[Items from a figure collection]
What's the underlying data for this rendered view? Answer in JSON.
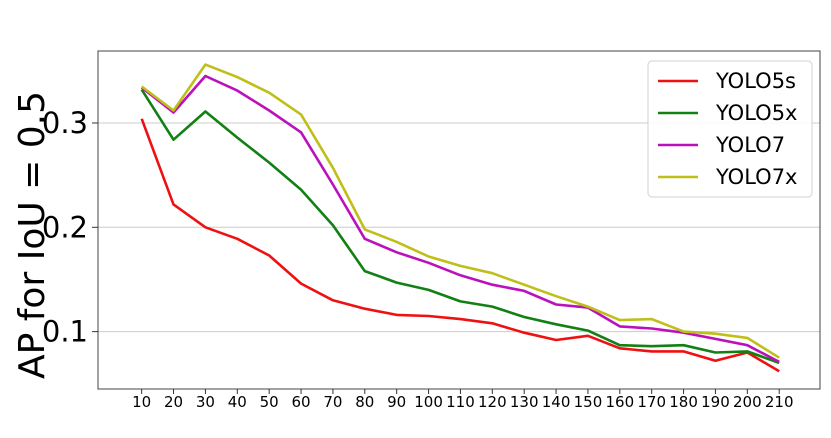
{
  "chart_data": {
    "type": "line",
    "title": "",
    "xlabel": "",
    "ylabel": "AP for IoU = 0.5",
    "x": [
      10,
      20,
      30,
      40,
      50,
      60,
      70,
      80,
      90,
      100,
      110,
      120,
      130,
      140,
      150,
      160,
      170,
      180,
      190,
      200,
      210
    ],
    "xlim": [
      -3.7,
      222.8
    ],
    "ylim": [
      0.045,
      0.369
    ],
    "yticks": [
      0.1,
      0.2,
      0.3
    ],
    "ytick_labels": [
      "0.1",
      "0.2",
      "0.3"
    ],
    "grid": "horizontal",
    "legend": "top-right",
    "series": [
      {
        "name": "YOLO5s",
        "color": "#ee1111",
        "values": [
          0.304,
          0.222,
          0.2,
          0.189,
          0.173,
          0.146,
          0.13,
          0.122,
          0.116,
          0.115,
          0.112,
          0.108,
          0.099,
          0.092,
          0.096,
          0.084,
          0.081,
          0.081,
          0.072,
          0.08,
          0.062
        ]
      },
      {
        "name": "YOLO5x",
        "color": "#138013",
        "values": [
          0.332,
          0.284,
          0.311,
          0.286,
          0.262,
          0.236,
          0.202,
          0.158,
          0.147,
          0.14,
          0.129,
          0.124,
          0.114,
          0.107,
          0.101,
          0.087,
          0.086,
          0.087,
          0.08,
          0.081,
          0.07
        ]
      },
      {
        "name": "YOLO7",
        "color": "#bb11bb",
        "values": [
          0.334,
          0.31,
          0.345,
          0.331,
          0.312,
          0.291,
          0.241,
          0.189,
          0.176,
          0.166,
          0.154,
          0.145,
          0.139,
          0.126,
          0.123,
          0.105,
          0.103,
          0.099,
          0.093,
          0.087,
          0.071
        ]
      },
      {
        "name": "YOLO7x",
        "color": "#bfbf1a",
        "values": [
          0.335,
          0.312,
          0.356,
          0.344,
          0.329,
          0.308,
          0.257,
          0.198,
          0.186,
          0.172,
          0.163,
          0.156,
          0.145,
          0.134,
          0.124,
          0.111,
          0.112,
          0.1,
          0.098,
          0.094,
          0.075
        ]
      }
    ]
  }
}
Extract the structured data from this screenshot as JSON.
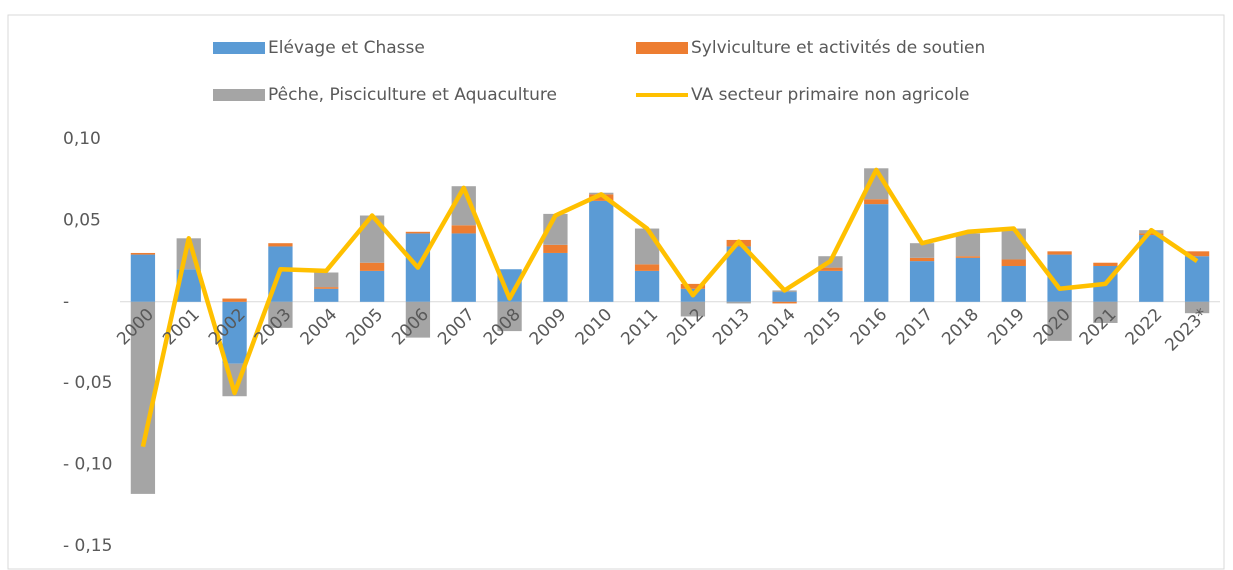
{
  "chart_data": {
    "type": "bar",
    "categories": [
      "2000",
      "2001",
      "2002",
      "2003",
      "2004",
      "2005",
      "2006",
      "2007",
      "2008",
      "2009",
      "2010",
      "2011",
      "2012",
      "2013",
      "2014",
      "2015",
      "2016",
      "2017",
      "2018",
      "2019",
      "2020",
      "2021",
      "2022",
      "2023*"
    ],
    "series": [
      {
        "name": "Elévage et Chasse",
        "color": "#5b9bd5",
        "values": [
          0.029,
          0.02,
          -0.038,
          0.034,
          0.008,
          0.019,
          0.042,
          0.042,
          0.02,
          0.03,
          0.062,
          0.019,
          0.008,
          0.034,
          0.006,
          0.019,
          0.06,
          0.025,
          0.027,
          0.022,
          0.029,
          0.022,
          0.041,
          0.028
        ]
      },
      {
        "name": "Sylviculture et activités de soutien",
        "color": "#ed7d31",
        "values": [
          0.001,
          0.0,
          0.002,
          0.002,
          0.001,
          0.005,
          0.001,
          0.005,
          0.0,
          0.005,
          0.004,
          0.004,
          0.003,
          0.004,
          -0.001,
          0.002,
          0.003,
          0.002,
          0.001,
          0.004,
          0.002,
          0.002,
          0.001,
          0.003
        ]
      },
      {
        "name": "Pêche, Pisciculture et Aquaculture",
        "color": "#a5a5a5",
        "values": [
          -0.118,
          0.019,
          -0.02,
          -0.016,
          0.009,
          0.029,
          -0.022,
          0.024,
          -0.018,
          0.019,
          0.001,
          0.022,
          -0.009,
          -0.001,
          0.001,
          0.007,
          0.019,
          0.009,
          0.014,
          0.019,
          -0.024,
          -0.013,
          0.002,
          -0.007
        ]
      },
      {
        "name": "VA secteur primaire non agricole",
        "color": "#ffc000",
        "type": "line",
        "values": [
          -0.089,
          0.039,
          -0.056,
          0.02,
          0.019,
          0.053,
          0.021,
          0.07,
          0.002,
          0.053,
          0.066,
          0.045,
          0.004,
          0.037,
          0.007,
          0.025,
          0.081,
          0.036,
          0.043,
          0.045,
          0.008,
          0.011,
          0.044,
          0.025
        ]
      }
    ],
    "ylim": [
      -0.15,
      0.1
    ],
    "yticks": [
      {
        "value": 0.1,
        "label": "0,10"
      },
      {
        "value": 0.05,
        "label": "0,05"
      },
      {
        "value": 0,
        "label": "-"
      },
      {
        "value": -0.05,
        "label": "- 0,05"
      },
      {
        "value": -0.1,
        "label": "- 0,10"
      },
      {
        "value": -0.15,
        "label": "- 0,15"
      }
    ],
    "legend": "top"
  }
}
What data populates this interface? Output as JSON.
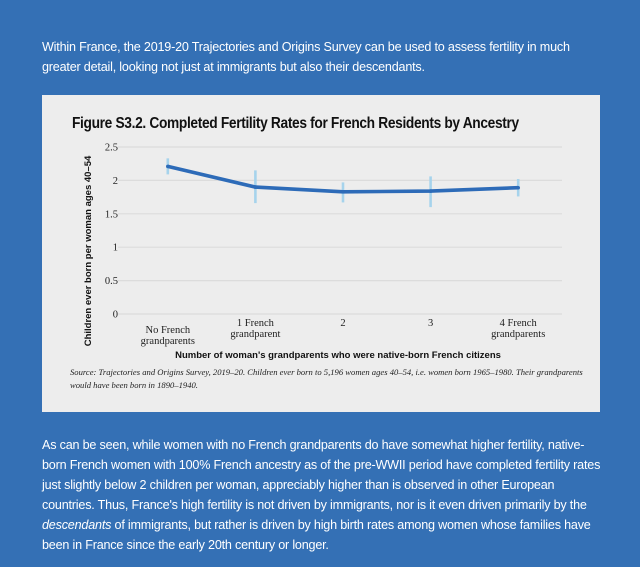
{
  "intro_text": "Within France, the 2019-20 Trajectories and Origins Survey can be used to assess fertility in much greater detail, looking not just at immigrants but also their descendants.",
  "outro": {
    "part1": "As can be seen, while women with no French grandparents do have somewhat higher fertility, native-born French women with 100% French ancestry as of the pre-WWII period have completed fertility rates just slightly below 2 children per woman, appreciably higher than is observed in other European countries. Thus, France's high fertility is not driven by immigrants, nor is it even driven primarily by the ",
    "emphasis": "descendants",
    "part2": " of immigrants, but rather is driven by high birth rates among women whose families have been in France since the early 20th century or longer."
  },
  "source_note": "Source: Trajectories and Origins Survey, 2019–20. Children ever born to 5,196 women ages 40–54, i.e. women born 1965–1980. Their grandparents would have been born in 1890–1940.",
  "colors": {
    "background": "#3470b5",
    "card": "#ededed",
    "line": "#2d6bb8",
    "error_bar": "#a6d3ec",
    "gridline": "#dcdcdc"
  },
  "chart_data": {
    "type": "line",
    "title": "Figure S3.2. Completed Fertility Rates for French Residents by Ancestry",
    "xlabel": "Number of woman's grandparents who were native-born French citizens",
    "ylabel": "Children ever born per woman ages 40–54",
    "categories": [
      [
        "No French",
        "grandparents"
      ],
      [
        "1 French",
        "grandparent"
      ],
      [
        "2"
      ],
      [
        "3"
      ],
      [
        "4 French",
        "grandparents"
      ]
    ],
    "yticks": [
      "0",
      "0.5",
      "1",
      "1.5",
      "2",
      "2.5"
    ],
    "ylim": [
      0,
      2.5
    ],
    "grid": true,
    "series": [
      {
        "name": "Completed fertility",
        "values": [
          2.21,
          1.9,
          1.83,
          1.84,
          1.89
        ],
        "error_low": [
          2.09,
          1.66,
          1.67,
          1.6,
          1.76
        ],
        "error_high": [
          2.33,
          2.15,
          1.97,
          2.06,
          2.02
        ]
      }
    ]
  }
}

▸ **WORK TO BE COMPLETED**: Repeat the data exactly in full, omitting its pictures.

▸ **SOLVED PROBLEM**:
What's the underlying data for this rendered view? Answer in JSON.
{
  "chart_data": {
    "type": "line",
    "title": "",
    "xlabel": "",
    "ylabel": "AP for IoU = 0.5",
    "x": [
      10,
      20,
      30,
      40,
      50,
      60,
      70,
      80,
      90,
      100,
      110,
      120,
      130,
      140,
      150,
      160,
      170,
      180,
      190,
      200,
      210
    ],
    "xlim": [
      -3.7,
      222.8
    ],
    "ylim": [
      0.045,
      0.369
    ],
    "yticks": [
      0.1,
      0.2,
      0.3
    ],
    "ytick_labels": [
      "0.1",
      "0.2",
      "0.3"
    ],
    "grid": "horizontal",
    "legend": "top-right",
    "series": [
      {
        "name": "YOLO5s",
        "color": "#ee1111",
        "values": [
          0.304,
          0.222,
          0.2,
          0.189,
          0.173,
          0.146,
          0.13,
          0.122,
          0.116,
          0.115,
          0.112,
          0.108,
          0.099,
          0.092,
          0.096,
          0.084,
          0.081,
          0.081,
          0.072,
          0.08,
          0.062
        ]
      },
      {
        "name": "YOLO5x",
        "color": "#138013",
        "values": [
          0.332,
          0.284,
          0.311,
          0.286,
          0.262,
          0.236,
          0.202,
          0.158,
          0.147,
          0.14,
          0.129,
          0.124,
          0.114,
          0.107,
          0.101,
          0.087,
          0.086,
          0.087,
          0.08,
          0.081,
          0.07
        ]
      },
      {
        "name": "YOLO7",
        "color": "#bb11bb",
        "values": [
          0.334,
          0.31,
          0.345,
          0.331,
          0.312,
          0.291,
          0.241,
          0.189,
          0.176,
          0.166,
          0.154,
          0.145,
          0.139,
          0.126,
          0.123,
          0.105,
          0.103,
          0.099,
          0.093,
          0.087,
          0.071
        ]
      },
      {
        "name": "YOLO7x",
        "color": "#bfbf1a",
        "values": [
          0.335,
          0.312,
          0.356,
          0.344,
          0.329,
          0.308,
          0.257,
          0.198,
          0.186,
          0.172,
          0.163,
          0.156,
          0.145,
          0.134,
          0.124,
          0.111,
          0.112,
          0.1,
          0.098,
          0.094,
          0.075
        ]
      }
    ]
  }
}
Extract the structured data from this screenshot as JSON.
{
  "chart_data": {
    "type": "bar",
    "categories": [
      "2000",
      "2001",
      "2002",
      "2003",
      "2004",
      "2005",
      "2006",
      "2007",
      "2008",
      "2009",
      "2010",
      "2011",
      "2012",
      "2013",
      "2014",
      "2015",
      "2016",
      "2017",
      "2018",
      "2019",
      "2020",
      "2021",
      "2022",
      "2023*"
    ],
    "series": [
      {
        "name": "Elévage et Chasse",
        "color": "#5b9bd5",
        "values": [
          0.029,
          0.02,
          -0.038,
          0.034,
          0.008,
          0.019,
          0.042,
          0.042,
          0.02,
          0.03,
          0.062,
          0.019,
          0.008,
          0.034,
          0.006,
          0.019,
          0.06,
          0.025,
          0.027,
          0.022,
          0.029,
          0.022,
          0.041,
          0.028
        ]
      },
      {
        "name": "Sylviculture et activités de soutien",
        "color": "#ed7d31",
        "values": [
          0.001,
          0.0,
          0.002,
          0.002,
          0.001,
          0.005,
          0.001,
          0.005,
          0.0,
          0.005,
          0.004,
          0.004,
          0.003,
          0.004,
          -0.001,
          0.002,
          0.003,
          0.002,
          0.001,
          0.004,
          0.002,
          0.002,
          0.001,
          0.003
        ]
      },
      {
        "name": "Pêche, Pisciculture et Aquaculture",
        "color": "#a5a5a5",
        "values": [
          -0.118,
          0.019,
          -0.02,
          -0.016,
          0.009,
          0.029,
          -0.022,
          0.024,
          -0.018,
          0.019,
          0.001,
          0.022,
          -0.009,
          -0.001,
          0.001,
          0.007,
          0.019,
          0.009,
          0.014,
          0.019,
          -0.024,
          -0.013,
          0.002,
          -0.007
        ]
      },
      {
        "name": "VA secteur primaire non agricole",
        "color": "#ffc000",
        "type": "line",
        "values": [
          -0.089,
          0.039,
          -0.056,
          0.02,
          0.019,
          0.053,
          0.021,
          0.07,
          0.002,
          0.053,
          0.066,
          0.045,
          0.004,
          0.037,
          0.007,
          0.025,
          0.081,
          0.036,
          0.043,
          0.045,
          0.008,
          0.011,
          0.044,
          0.025
        ]
      }
    ],
    "ylim": [
      -0.15,
      0.1
    ],
    "yticks": [
      {
        "value": 0.1,
        "label": "0,10"
      },
      {
        "value": 0.05,
        "label": "0,05"
      },
      {
        "value": 0,
        "label": "-"
      },
      {
        "value": -0.05,
        "label": "- 0,05"
      },
      {
        "value": -0.1,
        "label": "- 0,10"
      },
      {
        "value": -0.15,
        "label": "- 0,15"
      }
    ],
    "legend": "top"
  }
}
What data populates this interface? Output as JSON.
{
  "intro_text": "Within France, the 2019-20 Trajectories and Origins Survey can be used to assess fertility in much greater detail, looking not just at immigrants but also their descendants.",
  "outro": {
    "part1": "As can be seen, while women with no French grandparents do have somewhat higher fertility, native-born French women with 100% French ancestry as of the pre-WWII period have completed fertility rates just slightly below 2 children per woman, appreciably higher than is observed in other European countries. Thus, France's high fertility is not driven by immigrants, nor is it even driven primarily by the ",
    "emphasis": "descendants",
    "part2": " of immigrants, but rather is driven by high birth rates among women whose families have been in France since the early 20th century or longer."
  },
  "source_note": "Source: Trajectories and Origins Survey, 2019–20. Children ever born to 5,196 women ages 40–54, i.e. women born 1965–1980. Their grandparents would have been born in 1890–1940.",
  "colors": {
    "background": "#3470b5",
    "card": "#ededed",
    "line": "#2d6bb8",
    "error_bar": "#a6d3ec",
    "gridline": "#dcdcdc"
  },
  "chart_data": {
    "type": "line",
    "title": "Figure S3.2. Completed Fertility Rates for French Residents by Ancestry",
    "xlabel": "Number of woman's grandparents who were native-born French citizens",
    "ylabel": "Children ever born per woman ages 40–54",
    "categories": [
      [
        "No French",
        "grandparents"
      ],
      [
        "1 French",
        "grandparent"
      ],
      [
        "2"
      ],
      [
        "3"
      ],
      [
        "4 French",
        "grandparents"
      ]
    ],
    "yticks": [
      "0",
      "0.5",
      "1",
      "1.5",
      "2",
      "2.5"
    ],
    "ylim": [
      0,
      2.5
    ],
    "grid": true,
    "series": [
      {
        "name": "Completed fertility",
        "values": [
          2.21,
          1.9,
          1.83,
          1.84,
          1.89
        ],
        "error_low": [
          2.09,
          1.66,
          1.67,
          1.6,
          1.76
        ],
        "error_high": [
          2.33,
          2.15,
          1.97,
          2.06,
          2.02
        ]
      }
    ]
  }
}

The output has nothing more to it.